22W LED bulb? For suntanning?
The person who wrote this was also as old as the engineers who built Voyager and assume everyone still uses incandescent bulbs.
Didn't the Mango Mussolini go on a rant once about LED bulbs?
Its actually lower than a lot of LED bulbs. The heaters are what's using most of the power.
The bulb in my hallway is 3.2w. Still impressive though.
The beamwidth of Voyager 1's antenna is about 0.5 degrees. In practical terms, that's very narrow, about an 8 metre wide beam at a kilometre distance.
At its current distance, by the time the beam reaches Earth it is 224 million kilometres wide, 1.5x the distance from the Earth to the sun.
Now imagine the light from a car's taillights lighting up the back wall of a garage as it reverses in. Then spread that same amount of light out over that 224 million km wide beamwidth. That's what Voyager is putting out and what the Deep Space Network dishes have to listen for.
Kinda puts the huge distances into a bit of perspective. How difficult is it to pick up that kind of signal? I struggle to get WiFi in the garden.
https://www.nasa.gov/communicating-with-missions/dsn/
The Deep Space Network is very impressive.
The bulb was probably designed and manufactured by people who weren’t even born when Voyager launched. It’s wild how long and how far it’s been calling home.
You guys have a hallway ?
NASA has a neat little video showing the path taken by Voyager 1: https://svs.gsfc.nasa.gov/4139
Very interesting. So they both manouvred (slingshot) using planets' gravity wells? Not everything in SciFi is fiction I guess.

——

Exercise set
[A] Retype the Voyager thread word for word, starting with "NASA has a neat" and going on through "fiction I guess.".
[B] Answer these from the Voyager thread:
(i) What is the beamwidth of Voyager 1's antenna?
(ii) What wattage is the bulb in one commenter's hallway?
(iii) At Voyager 1's current distance, how wide is its beam by the time it reaches Earth?
The records that come next are taken from a separate source.

Given data

——

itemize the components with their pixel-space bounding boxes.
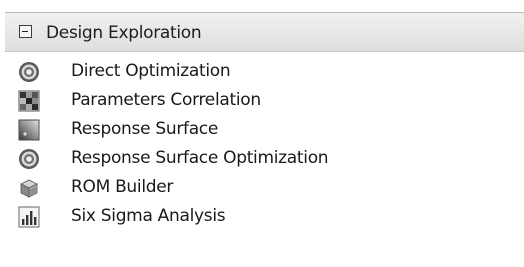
collapse-icon[interactable] [19,25,32,38]
toolbox-item-label: Response Surface [71,119,219,139]
section-header[interactable]: Design Exploration [5,12,524,52]
toolbox-item-label: ROM Builder [71,177,174,197]
section-title: Design Exploration [46,23,202,43]
correlation-matrix-icon [18,90,40,112]
toolbox-item-label: Direct Optimization [71,61,231,81]
toolbox-item-response-surface[interactable]: Response Surface [0,115,524,144]
toolbox-item-response-surface-optimization[interactable]: Response Surface Optimization [0,144,524,173]
rom-builder-icon [20,179,38,198]
toolbox-item-parameters-correlation[interactable]: Parameters Correlation [0,86,524,115]
target-icon [19,149,39,169]
bar-chart-icon [18,206,40,228]
toolbox-item-label: Parameters Correlation [71,90,261,110]
toolbox-item-rom-builder[interactable]: ROM Builder [0,173,524,202]
response-surface-icon [18,119,40,141]
toolbox-item-label: Six Sigma Analysis [71,206,226,226]
target-icon [19,62,39,82]
toolbox-panel: Design Exploration Direct Optimization P… [0,0,524,267]
toolbox-item-label: Response Surface Optimization [71,148,329,168]
toolbox-item-direct-optimization[interactable]: Direct Optimization [0,57,524,86]
toolbox-item-six-sigma-analysis[interactable]: Six Sigma Analysis [0,202,524,231]
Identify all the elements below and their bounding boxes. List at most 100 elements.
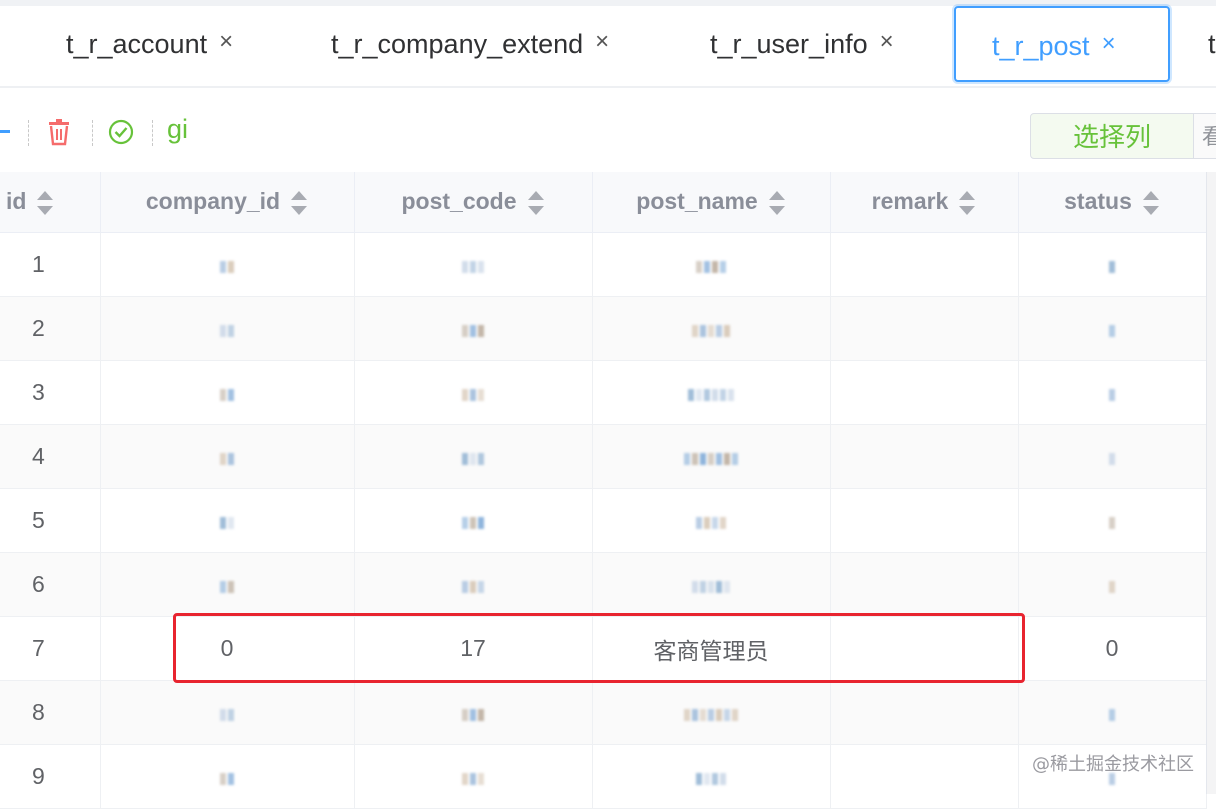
table-row[interactable]: 9 xyxy=(0,744,1207,809)
sort-caret-icon[interactable] xyxy=(36,190,54,216)
redacted-value xyxy=(691,316,731,343)
table-cell-status xyxy=(1018,360,1207,425)
table-row[interactable]: 4 xyxy=(0,424,1207,489)
redacted-value xyxy=(683,444,739,471)
column-header-post-name[interactable]: post_name xyxy=(592,172,831,233)
redacted-value xyxy=(219,316,235,343)
table-cell-status xyxy=(1018,232,1207,297)
redacted-value xyxy=(1108,700,1116,727)
cell-value: 9 xyxy=(32,763,45,789)
redacted-value xyxy=(219,252,235,279)
table-cell-remark xyxy=(830,232,1019,297)
close-icon[interactable]: × xyxy=(595,28,609,55)
table-cell-remark xyxy=(830,552,1019,617)
redacted-value xyxy=(1108,316,1116,343)
tab-bar: t_r_account × t_r_company_extend × t_r_use… xyxy=(0,0,1216,88)
redacted-value xyxy=(461,764,485,791)
redacted-value xyxy=(1108,508,1116,535)
table-row[interactable]: 1 xyxy=(0,232,1207,297)
table-cell-id: 6 xyxy=(0,552,101,617)
table-cell-company-id xyxy=(100,296,355,361)
table-cell-remark xyxy=(830,296,1019,361)
table-cell-id: 5 xyxy=(0,488,101,553)
table-cell-id: 8 xyxy=(0,680,101,745)
table-cell-post-code xyxy=(354,552,593,617)
table-cell-post-name xyxy=(592,360,831,425)
gi-button[interactable]: gi xyxy=(167,114,188,144)
redacted-value xyxy=(695,252,727,279)
column-header-post-code[interactable]: post_code xyxy=(354,172,593,233)
sort-caret-icon[interactable] xyxy=(290,190,308,216)
redacted-value xyxy=(461,380,485,407)
table-cell-post-code xyxy=(354,232,593,297)
tab-t-r-account[interactable]: t_r_account × xyxy=(66,6,233,82)
table-cell-post-name xyxy=(592,744,831,809)
table-row[interactable]: 8 xyxy=(0,680,1207,745)
close-icon[interactable]: × xyxy=(219,28,233,55)
cell-value: 2 xyxy=(32,315,45,341)
table-cell-company-id xyxy=(100,360,355,425)
table-cell-status: 0 xyxy=(1018,616,1207,681)
tab-t-r-post[interactable]: t_r_post × xyxy=(954,6,1170,82)
redacted-value xyxy=(461,444,485,471)
table-cell-remark xyxy=(830,680,1019,745)
redacted-value xyxy=(461,700,485,727)
table-cell-post-name xyxy=(592,424,831,489)
trash-icon[interactable] xyxy=(46,118,72,148)
check-circle-icon[interactable] xyxy=(108,118,134,148)
redacted-value xyxy=(219,380,235,407)
tab-label: t_r_post xyxy=(992,31,1090,61)
redacted-value xyxy=(695,764,727,791)
table-row[interactable]: 6 xyxy=(0,552,1207,617)
tab-label: t_r_user_info xyxy=(710,29,868,59)
table-cell-company-id xyxy=(100,680,355,745)
table-cell-post-code xyxy=(354,744,593,809)
table-cell-company-id xyxy=(100,744,355,809)
table-cell-id: 2 xyxy=(0,296,101,361)
tab-t-r-user-info[interactable]: t_r_user_info × xyxy=(710,6,894,82)
table-cell-post-code xyxy=(354,680,593,745)
toolbar-divider xyxy=(92,120,93,146)
sort-caret-icon[interactable] xyxy=(527,190,545,216)
column-header-company-id[interactable]: company_id xyxy=(100,172,355,233)
close-icon[interactable]: × xyxy=(880,28,894,55)
table-cell-remark xyxy=(830,360,1019,425)
table-cell-id: 9 xyxy=(0,744,101,809)
redacted-value xyxy=(683,700,739,727)
table-cell-company-id: 0 xyxy=(100,616,355,681)
table-cell-company-id xyxy=(100,488,355,553)
vertical-scrollbar[interactable] xyxy=(1206,172,1216,794)
column-header-id[interactable]: id xyxy=(0,172,101,233)
cell-value: 0 xyxy=(220,635,234,661)
sort-caret-icon[interactable] xyxy=(958,190,976,216)
toolbar-extra-button[interactable]: 看 xyxy=(1194,113,1216,159)
cell-value: 0 xyxy=(1105,635,1119,661)
table-row[interactable]: 2 xyxy=(0,296,1207,361)
data-table: id company_id post_code post_name remark… xyxy=(0,172,1207,809)
table-row[interactable]: 7 0 17 客商管理员 0 xyxy=(0,616,1207,681)
sort-caret-icon[interactable] xyxy=(768,190,786,216)
table-cell-status xyxy=(1018,296,1207,361)
tab-label: t_r_account xyxy=(66,29,208,59)
table-header-row: id company_id post_code post_name remark… xyxy=(0,172,1207,233)
tab-t-r-company-extend[interactable]: t_r_company_extend × xyxy=(331,6,609,82)
redacted-value xyxy=(219,700,235,727)
table-cell-id: 3 xyxy=(0,360,101,425)
redacted-value xyxy=(461,508,485,535)
table-cell-post-code xyxy=(354,360,593,425)
tab-overflow[interactable]: t xyxy=(1208,6,1216,82)
table-cell-status xyxy=(1018,680,1207,745)
sort-caret-icon[interactable] xyxy=(1142,190,1160,216)
redacted-value xyxy=(219,572,235,599)
redacted-value xyxy=(461,316,485,343)
column-header-remark[interactable]: remark xyxy=(830,172,1019,233)
select-columns-button[interactable]: 选择列 xyxy=(1030,113,1194,159)
table-cell-post-code xyxy=(354,296,593,361)
tab-label: t_r_company_extend xyxy=(331,29,584,59)
table-row[interactable]: 5 xyxy=(0,488,1207,553)
table-row[interactable]: 3 xyxy=(0,360,1207,425)
redacted-value xyxy=(461,252,485,279)
column-header-status[interactable]: status xyxy=(1018,172,1207,233)
close-icon[interactable]: × xyxy=(1102,30,1116,57)
add-icon-fragment[interactable] xyxy=(0,130,10,133)
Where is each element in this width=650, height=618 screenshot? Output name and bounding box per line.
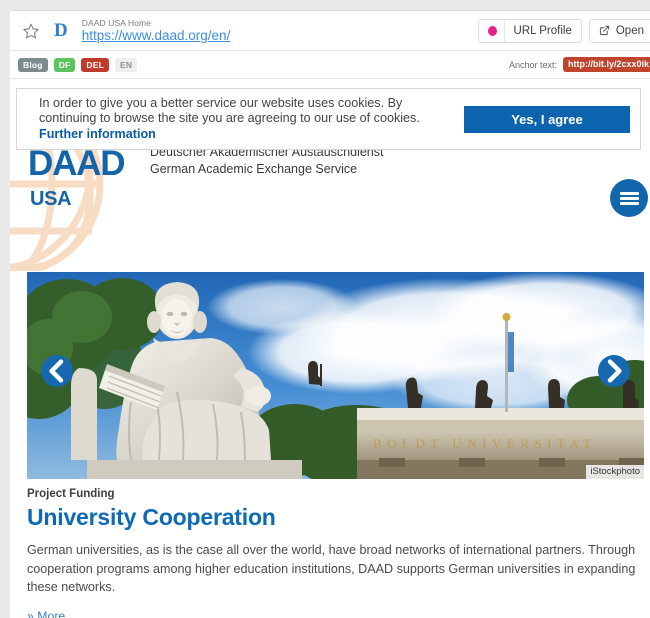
url-profile-label: URL Profile xyxy=(513,24,572,37)
profile-dot-icon xyxy=(488,25,498,36)
button-divider xyxy=(504,19,506,42)
open-button[interactable]: Open xyxy=(588,18,650,43)
top-spacer xyxy=(0,0,650,10)
hero-image: BOLDT UNIVERSITAT xyxy=(27,272,644,479)
daad-country-label: USA xyxy=(30,188,72,210)
tag-df[interactable]: DF xyxy=(53,57,76,72)
anchor-text-label: Anchor text: xyxy=(508,59,557,70)
open-label: Open xyxy=(615,24,644,37)
url-profile-button[interactable]: URL Profile xyxy=(478,18,582,43)
page-viewport: In order to give you a better service ou… xyxy=(10,79,650,618)
url-actions: URL Profile Open xyxy=(478,18,650,43)
tag-bar: Blog DF DEL EN Anchor text: http://bit.l… xyxy=(10,51,650,79)
hero-carousel: BOLDT UNIVERSITAT iStockphoto xyxy=(27,272,644,479)
tag-del[interactable]: DEL xyxy=(81,57,110,72)
external-link-icon xyxy=(599,25,610,36)
tag-en[interactable]: EN xyxy=(115,57,138,72)
cookie-message: In order to give you a better service ou… xyxy=(39,96,464,143)
anchor-text-value[interactable]: http://bit.ly/2cxx0ik xyxy=(562,57,650,72)
cookie-message-text: In order to give you a better service ou… xyxy=(39,95,420,126)
chevron-right-icon xyxy=(607,359,622,383)
cookie-accept-button[interactable]: Yes, I agree xyxy=(464,105,630,133)
article-kicker: Project Funding xyxy=(27,488,115,500)
daad-logo[interactable]: DAAD xyxy=(28,145,126,183)
image-credit: iStockphoto xyxy=(586,465,644,479)
chevron-left-icon xyxy=(49,359,64,383)
article-body: German universities, as is the case all … xyxy=(27,543,636,594)
tag-blog[interactable]: Blog xyxy=(18,57,48,72)
url-link[interactable]: https://www.daad.org/en/ xyxy=(82,28,479,44)
browser-preview-pane: D DAAD USA Home https://www.daad.org/en/… xyxy=(0,0,650,618)
hamburger-bar xyxy=(619,201,639,205)
article-headline[interactable]: University Cooperation xyxy=(27,504,647,531)
carousel-next-button[interactable] xyxy=(598,355,630,387)
hamburger-bar xyxy=(619,196,639,200)
url-bar: D DAAD USA Home https://www.daad.org/en/… xyxy=(10,10,650,51)
article-more-link[interactable]: » More xyxy=(27,609,65,618)
daad-subtitle-en: German Academic Exchange Service xyxy=(150,162,358,176)
hamburger-bar xyxy=(619,191,639,195)
page-title: DAAD USA Home xyxy=(81,17,152,28)
site-favicon: D xyxy=(54,20,68,41)
anchor-text-group: Anchor text: http://bit.ly/2cxx0ik xyxy=(509,57,650,72)
url-block: DAAD USA Home https://www.daad.org/en/ xyxy=(82,18,479,44)
star-icon[interactable] xyxy=(20,20,42,42)
cookie-further-information-link[interactable]: Further information xyxy=(39,127,156,141)
cookie-consent-banner: In order to give you a better service ou… xyxy=(16,88,641,150)
hamburger-icon[interactable] xyxy=(610,179,648,217)
article-teaser: Project Funding University Cooperation G… xyxy=(27,487,647,618)
carousel-prev-button[interactable] xyxy=(41,355,73,387)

——

Expected outputs
[A]
NASA has a neat little video showing the path taken by Voyager 1: https://svs.gsfc.nasa.gov/4139
Very interesting. So they both manouvred (slingshot) using planets' gravity wells? Not everything in SciFi is fiction I guess.

[B]
(i) About 0.5 degrees.
(ii) 3.2w.
(iii) 224 million kilometres wide.